- Task instructions -
In the listing below, locate the line containing "Output the text content of this document." and copy it and every line after it through the end, exactly as written, leaving out any pictures.

- Data to process -
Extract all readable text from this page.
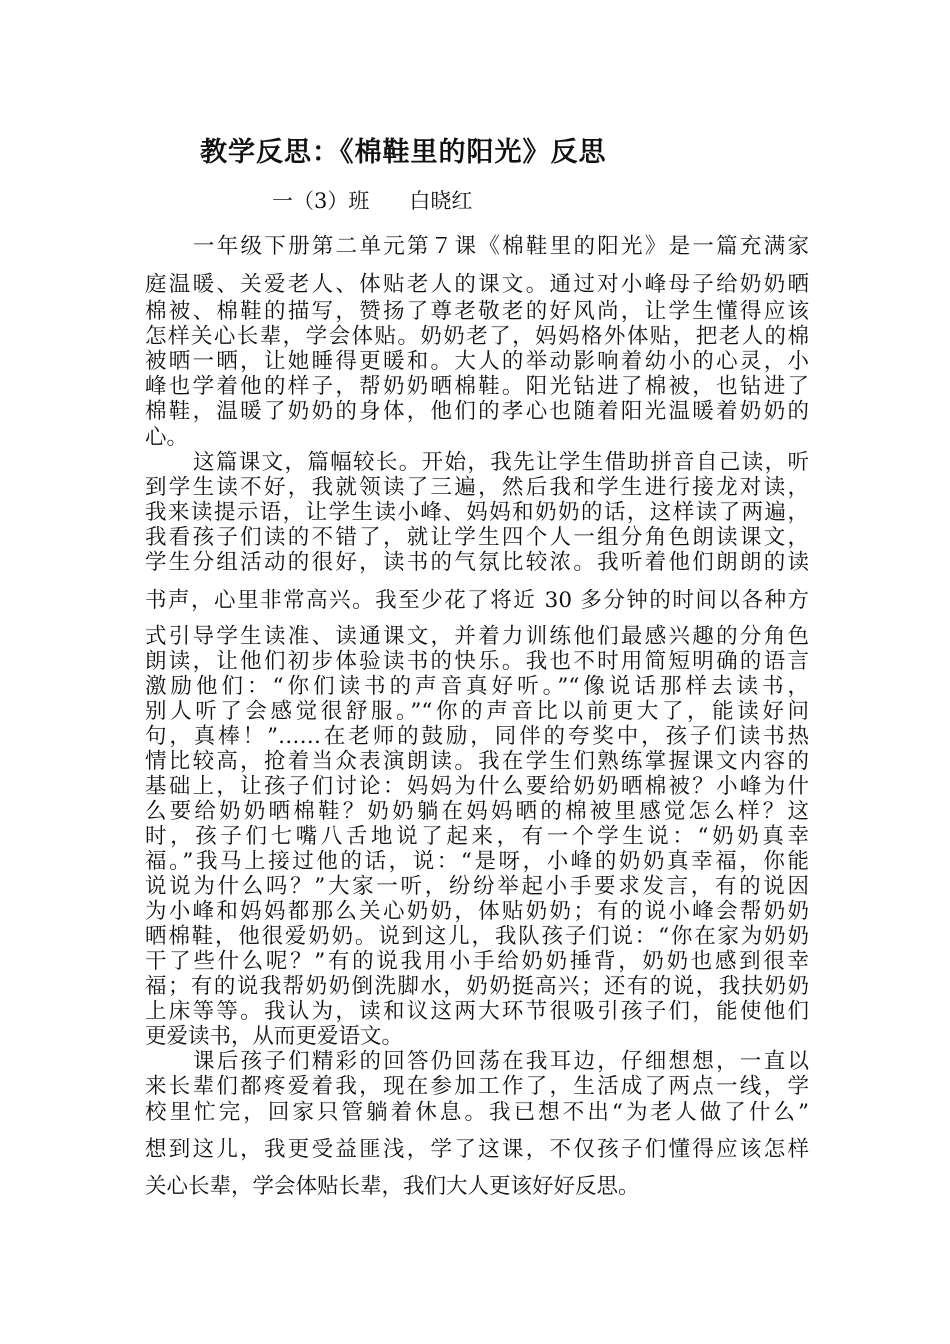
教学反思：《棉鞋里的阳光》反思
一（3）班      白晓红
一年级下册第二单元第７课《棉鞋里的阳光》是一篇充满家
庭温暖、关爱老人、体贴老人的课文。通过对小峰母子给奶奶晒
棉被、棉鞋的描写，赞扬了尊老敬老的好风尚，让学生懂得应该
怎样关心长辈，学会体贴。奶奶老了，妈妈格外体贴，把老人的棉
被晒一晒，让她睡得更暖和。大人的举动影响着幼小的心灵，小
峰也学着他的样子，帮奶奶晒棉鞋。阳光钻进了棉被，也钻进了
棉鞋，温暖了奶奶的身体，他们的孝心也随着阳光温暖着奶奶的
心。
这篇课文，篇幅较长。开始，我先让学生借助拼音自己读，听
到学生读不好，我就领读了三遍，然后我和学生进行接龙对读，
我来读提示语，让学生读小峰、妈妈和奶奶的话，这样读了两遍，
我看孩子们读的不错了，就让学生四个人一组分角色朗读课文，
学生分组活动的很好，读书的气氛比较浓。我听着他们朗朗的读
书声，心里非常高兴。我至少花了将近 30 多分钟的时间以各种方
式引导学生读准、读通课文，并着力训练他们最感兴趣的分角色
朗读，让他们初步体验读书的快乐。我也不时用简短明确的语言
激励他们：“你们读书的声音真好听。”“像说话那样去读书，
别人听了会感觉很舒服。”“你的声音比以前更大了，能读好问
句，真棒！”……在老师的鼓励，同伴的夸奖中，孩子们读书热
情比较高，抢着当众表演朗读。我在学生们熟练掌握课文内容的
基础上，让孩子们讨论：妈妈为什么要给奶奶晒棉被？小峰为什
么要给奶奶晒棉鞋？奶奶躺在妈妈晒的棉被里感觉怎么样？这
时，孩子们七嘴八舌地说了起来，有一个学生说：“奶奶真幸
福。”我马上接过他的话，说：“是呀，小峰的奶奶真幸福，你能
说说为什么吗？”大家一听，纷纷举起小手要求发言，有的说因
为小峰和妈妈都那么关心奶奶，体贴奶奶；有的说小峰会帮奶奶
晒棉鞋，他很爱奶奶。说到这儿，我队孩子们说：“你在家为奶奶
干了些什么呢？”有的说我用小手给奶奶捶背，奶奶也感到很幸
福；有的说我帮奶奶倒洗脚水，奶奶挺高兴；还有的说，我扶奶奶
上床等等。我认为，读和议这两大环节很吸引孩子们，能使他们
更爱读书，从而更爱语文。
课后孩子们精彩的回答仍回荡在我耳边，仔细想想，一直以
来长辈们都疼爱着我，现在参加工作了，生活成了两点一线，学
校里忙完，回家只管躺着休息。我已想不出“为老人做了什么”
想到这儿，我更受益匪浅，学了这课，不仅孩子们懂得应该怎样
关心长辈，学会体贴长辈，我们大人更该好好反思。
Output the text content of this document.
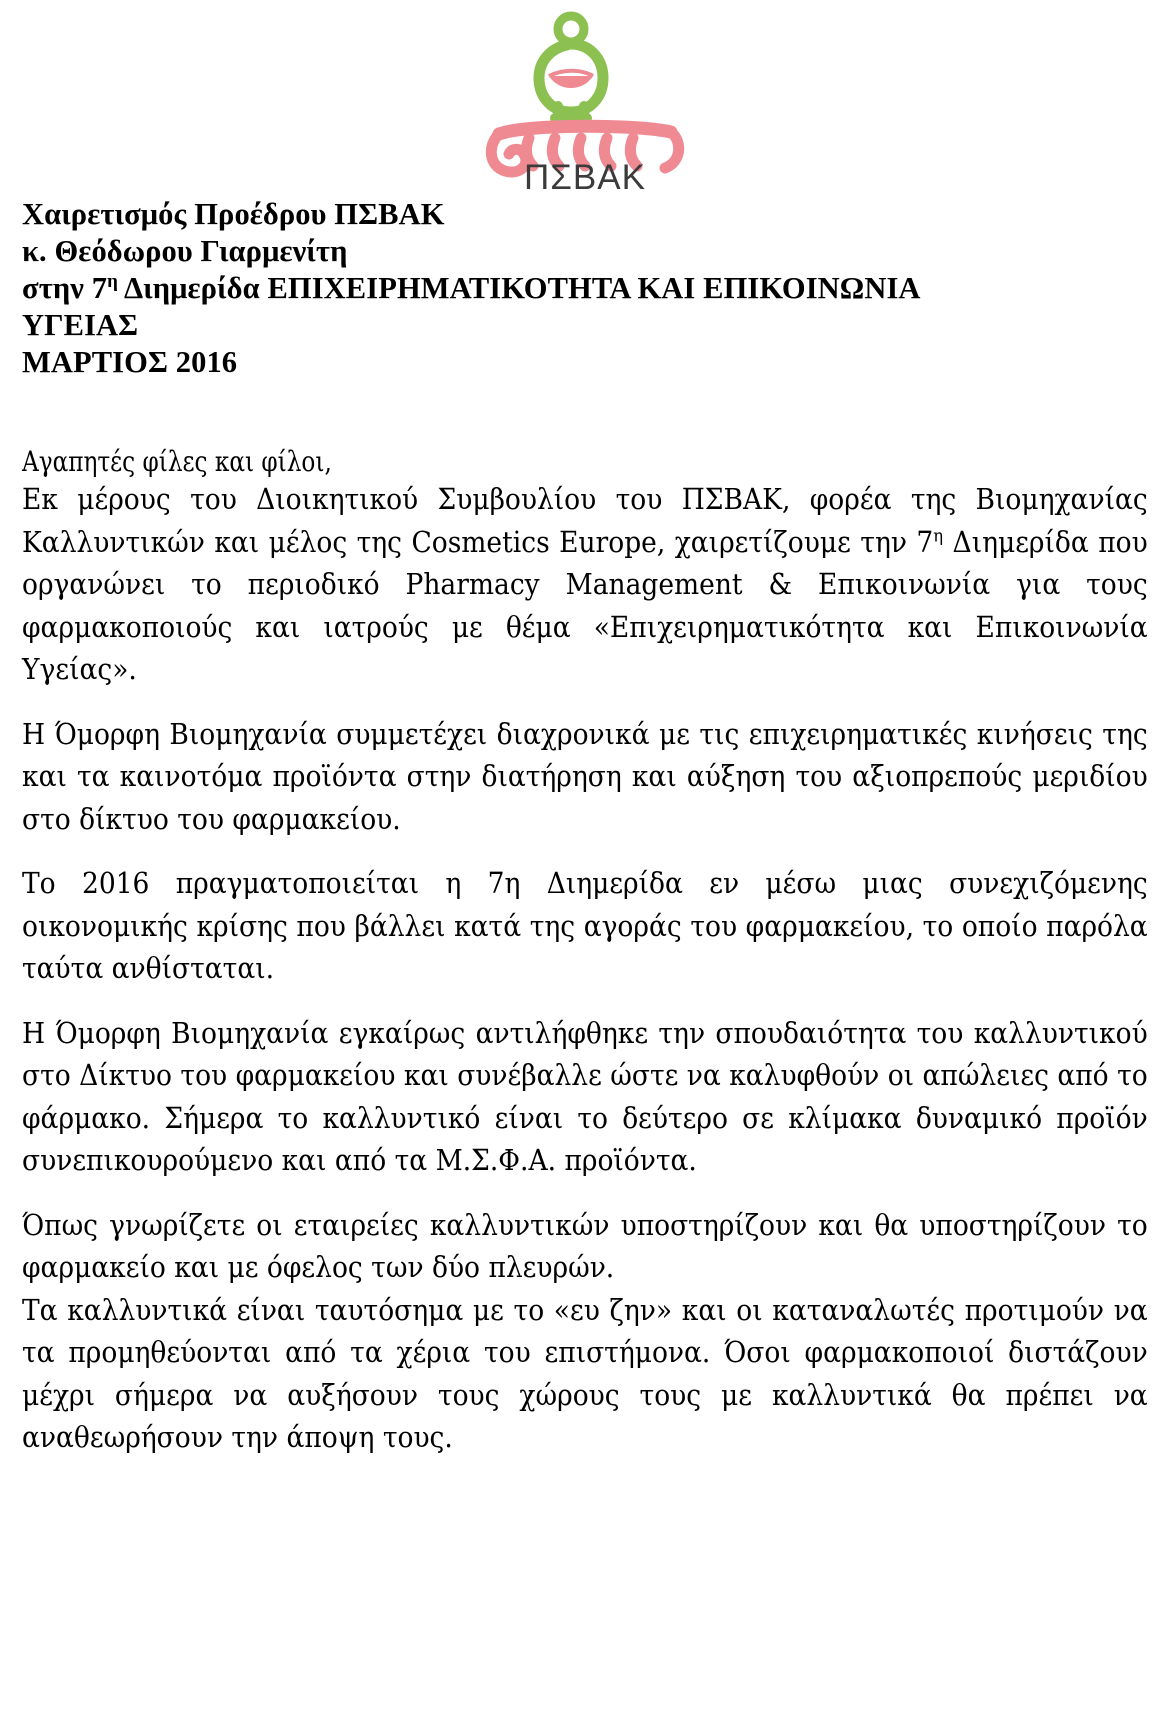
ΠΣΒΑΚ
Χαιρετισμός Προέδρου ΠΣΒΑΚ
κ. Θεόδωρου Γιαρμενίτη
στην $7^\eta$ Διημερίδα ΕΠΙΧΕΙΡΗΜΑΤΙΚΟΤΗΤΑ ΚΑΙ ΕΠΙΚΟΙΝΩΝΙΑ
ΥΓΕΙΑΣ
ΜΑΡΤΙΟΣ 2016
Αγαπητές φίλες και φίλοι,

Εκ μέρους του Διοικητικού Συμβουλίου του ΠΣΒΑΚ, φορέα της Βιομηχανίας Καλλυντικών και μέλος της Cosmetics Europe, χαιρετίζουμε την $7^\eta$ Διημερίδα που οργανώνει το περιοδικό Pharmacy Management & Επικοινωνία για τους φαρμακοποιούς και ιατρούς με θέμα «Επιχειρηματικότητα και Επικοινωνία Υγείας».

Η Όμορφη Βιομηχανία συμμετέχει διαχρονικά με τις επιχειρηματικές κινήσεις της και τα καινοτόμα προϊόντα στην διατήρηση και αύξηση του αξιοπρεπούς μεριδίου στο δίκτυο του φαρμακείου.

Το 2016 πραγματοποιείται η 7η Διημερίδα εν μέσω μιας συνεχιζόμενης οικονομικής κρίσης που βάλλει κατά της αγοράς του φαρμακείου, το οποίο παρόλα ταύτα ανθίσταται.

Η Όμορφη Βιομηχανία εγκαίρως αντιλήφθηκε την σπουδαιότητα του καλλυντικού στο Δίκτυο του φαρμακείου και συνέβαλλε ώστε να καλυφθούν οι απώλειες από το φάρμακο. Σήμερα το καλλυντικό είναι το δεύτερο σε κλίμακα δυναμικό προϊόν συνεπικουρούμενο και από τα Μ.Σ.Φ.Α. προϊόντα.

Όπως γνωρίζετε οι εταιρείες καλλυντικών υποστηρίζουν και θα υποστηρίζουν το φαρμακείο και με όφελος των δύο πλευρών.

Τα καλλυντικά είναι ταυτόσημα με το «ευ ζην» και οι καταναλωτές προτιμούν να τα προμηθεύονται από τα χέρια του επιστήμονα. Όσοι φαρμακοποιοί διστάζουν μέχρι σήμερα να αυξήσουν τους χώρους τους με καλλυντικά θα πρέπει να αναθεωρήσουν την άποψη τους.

- Solved exercise -
Output the text content of this document.
ΠΣΒΑΚ
Χαιρετισμός Προέδρου ΠΣΒΑΚ
κ. Θεόδωρου Γιαρμενίτη
στην $7^\eta$ Διημερίδα ΕΠΙΧΕΙΡΗΜΑΤΙΚΟΤΗΤΑ ΚΑΙ ΕΠΙΚΟΙΝΩΝΙΑ
ΥΓΕΙΑΣ
ΜΑΡΤΙΟΣ 2016
Αγαπητές φίλες και φίλοι,

Εκ μέρους του Διοικητικού Συμβουλίου του ΠΣΒΑΚ, φορέα της Βιομηχανίας Καλλυντικών και μέλος της Cosmetics Europe, χαιρετίζουμε την $7^\eta$ Διημερίδα που οργανώνει το περιοδικό Pharmacy Management & Επικοινωνία για τους φαρμακοποιούς και ιατρούς με θέμα «Επιχειρηματικότητα και Επικοινωνία Υγείας».

Η Όμορφη Βιομηχανία συμμετέχει διαχρονικά με τις επιχειρηματικές κινήσεις της και τα καινοτόμα προϊόντα στην διατήρηση και αύξηση του αξιοπρεπούς μεριδίου στο δίκτυο του φαρμακείου.

Το 2016 πραγματοποιείται η 7η Διημερίδα εν μέσω μιας συνεχιζόμενης οικονομικής κρίσης που βάλλει κατά της αγοράς του φαρμακείου, το οποίο παρόλα ταύτα ανθίσταται.

Η Όμορφη Βιομηχανία εγκαίρως αντιλήφθηκε την σπουδαιότητα του καλλυντικού στο Δίκτυο του φαρμακείου και συνέβαλλε ώστε να καλυφθούν οι απώλειες από το φάρμακο. Σήμερα το καλλυντικό είναι το δεύτερο σε κλίμακα δυναμικό προϊόν συνεπικουρούμενο και από τα Μ.Σ.Φ.Α. προϊόντα.

Όπως γνωρίζετε οι εταιρείες καλλυντικών υποστηρίζουν και θα υποστηρίζουν το φαρμακείο και με όφελος των δύο πλευρών.

Τα καλλυντικά είναι ταυτόσημα με το «ευ ζην» και οι καταναλωτές προτιμούν να τα προμηθεύονται από τα χέρια του επιστήμονα. Όσοι φαρμακοποιοί διστάζουν μέχρι σήμερα να αυξήσουν τους χώρους τους με καλλυντικά θα πρέπει να αναθεωρήσουν την άποψη τους.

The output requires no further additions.